● **REQUEST**
Read the material below and count the lines holding the string "是等腰三角形". Give that count with nothing added.

* begin RECORDED DATA *

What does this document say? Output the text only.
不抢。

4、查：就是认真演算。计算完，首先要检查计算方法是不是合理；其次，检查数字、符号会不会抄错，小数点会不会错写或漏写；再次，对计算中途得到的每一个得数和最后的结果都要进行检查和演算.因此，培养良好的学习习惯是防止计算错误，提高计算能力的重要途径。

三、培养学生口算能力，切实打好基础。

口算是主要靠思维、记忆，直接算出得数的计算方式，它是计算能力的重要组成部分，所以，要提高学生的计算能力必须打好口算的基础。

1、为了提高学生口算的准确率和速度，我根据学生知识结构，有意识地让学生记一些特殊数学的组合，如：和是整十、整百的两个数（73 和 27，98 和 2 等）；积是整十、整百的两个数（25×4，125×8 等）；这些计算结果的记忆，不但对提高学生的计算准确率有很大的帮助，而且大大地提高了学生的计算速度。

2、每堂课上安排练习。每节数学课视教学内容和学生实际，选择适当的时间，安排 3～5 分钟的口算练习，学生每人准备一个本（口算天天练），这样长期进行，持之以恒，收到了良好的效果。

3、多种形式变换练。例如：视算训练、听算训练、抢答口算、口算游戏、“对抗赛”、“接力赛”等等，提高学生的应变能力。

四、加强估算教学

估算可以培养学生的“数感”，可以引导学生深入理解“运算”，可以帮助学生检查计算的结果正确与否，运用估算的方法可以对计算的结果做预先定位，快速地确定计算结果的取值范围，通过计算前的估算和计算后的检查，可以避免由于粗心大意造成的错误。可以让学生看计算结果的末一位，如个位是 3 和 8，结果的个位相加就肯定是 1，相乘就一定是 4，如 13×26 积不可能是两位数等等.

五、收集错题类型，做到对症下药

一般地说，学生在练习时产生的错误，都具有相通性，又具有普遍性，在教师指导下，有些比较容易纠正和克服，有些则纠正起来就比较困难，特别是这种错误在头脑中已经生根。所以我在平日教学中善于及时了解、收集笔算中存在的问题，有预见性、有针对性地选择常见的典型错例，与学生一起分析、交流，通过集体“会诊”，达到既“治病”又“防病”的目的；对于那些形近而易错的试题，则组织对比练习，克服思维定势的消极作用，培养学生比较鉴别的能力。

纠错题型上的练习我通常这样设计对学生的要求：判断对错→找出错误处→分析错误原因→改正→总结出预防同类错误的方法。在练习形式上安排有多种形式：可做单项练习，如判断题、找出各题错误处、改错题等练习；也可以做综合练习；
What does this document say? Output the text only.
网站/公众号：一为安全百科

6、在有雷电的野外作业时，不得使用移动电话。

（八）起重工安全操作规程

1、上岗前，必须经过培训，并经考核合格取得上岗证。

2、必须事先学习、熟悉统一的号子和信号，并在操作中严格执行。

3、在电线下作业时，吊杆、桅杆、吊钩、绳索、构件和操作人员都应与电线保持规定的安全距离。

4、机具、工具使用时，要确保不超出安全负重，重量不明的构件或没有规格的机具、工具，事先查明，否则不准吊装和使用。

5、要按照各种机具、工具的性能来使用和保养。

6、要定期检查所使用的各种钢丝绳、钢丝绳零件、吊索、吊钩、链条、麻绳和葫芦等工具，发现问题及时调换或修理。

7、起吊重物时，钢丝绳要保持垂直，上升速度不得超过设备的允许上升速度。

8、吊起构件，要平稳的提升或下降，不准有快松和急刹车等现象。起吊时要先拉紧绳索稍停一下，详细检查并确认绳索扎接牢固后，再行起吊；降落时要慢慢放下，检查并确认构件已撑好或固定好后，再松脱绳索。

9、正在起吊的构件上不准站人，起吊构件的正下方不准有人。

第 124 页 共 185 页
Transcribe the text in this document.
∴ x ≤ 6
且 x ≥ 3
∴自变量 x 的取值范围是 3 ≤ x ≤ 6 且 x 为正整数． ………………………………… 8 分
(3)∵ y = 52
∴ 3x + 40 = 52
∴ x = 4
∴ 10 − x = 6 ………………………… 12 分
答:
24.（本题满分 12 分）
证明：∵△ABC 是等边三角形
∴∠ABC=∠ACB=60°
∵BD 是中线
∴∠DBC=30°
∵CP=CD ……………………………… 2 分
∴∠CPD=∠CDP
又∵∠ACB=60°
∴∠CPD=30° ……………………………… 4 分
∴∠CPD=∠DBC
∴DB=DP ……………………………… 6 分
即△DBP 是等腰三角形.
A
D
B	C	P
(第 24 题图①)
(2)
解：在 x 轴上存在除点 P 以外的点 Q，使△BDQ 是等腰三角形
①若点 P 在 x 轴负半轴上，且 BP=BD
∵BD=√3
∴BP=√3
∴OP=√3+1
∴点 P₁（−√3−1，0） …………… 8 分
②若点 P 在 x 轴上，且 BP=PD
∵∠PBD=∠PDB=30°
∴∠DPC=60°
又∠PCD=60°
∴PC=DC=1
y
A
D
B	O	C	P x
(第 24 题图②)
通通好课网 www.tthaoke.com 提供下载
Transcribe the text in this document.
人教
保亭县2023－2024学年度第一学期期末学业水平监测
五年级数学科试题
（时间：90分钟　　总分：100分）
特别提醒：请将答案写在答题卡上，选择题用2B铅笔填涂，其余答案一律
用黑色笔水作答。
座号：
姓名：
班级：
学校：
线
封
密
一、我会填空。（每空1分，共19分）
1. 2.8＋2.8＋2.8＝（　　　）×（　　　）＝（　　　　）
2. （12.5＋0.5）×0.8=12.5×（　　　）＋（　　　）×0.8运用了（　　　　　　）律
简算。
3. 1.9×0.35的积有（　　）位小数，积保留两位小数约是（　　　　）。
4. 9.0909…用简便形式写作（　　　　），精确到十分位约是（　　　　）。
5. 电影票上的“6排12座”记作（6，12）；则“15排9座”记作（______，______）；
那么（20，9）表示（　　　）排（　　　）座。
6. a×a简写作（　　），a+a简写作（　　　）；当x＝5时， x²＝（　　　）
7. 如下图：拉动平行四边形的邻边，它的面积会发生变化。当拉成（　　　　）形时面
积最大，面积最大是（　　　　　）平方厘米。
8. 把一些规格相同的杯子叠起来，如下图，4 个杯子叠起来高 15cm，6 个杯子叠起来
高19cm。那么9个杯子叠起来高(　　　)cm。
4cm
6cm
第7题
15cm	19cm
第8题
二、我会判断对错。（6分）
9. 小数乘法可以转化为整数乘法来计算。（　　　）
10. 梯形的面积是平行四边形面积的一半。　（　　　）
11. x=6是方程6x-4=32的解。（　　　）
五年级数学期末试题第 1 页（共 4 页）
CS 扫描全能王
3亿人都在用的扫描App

* end RECORDED DATA *

● **REPLY TO THE TASK**
2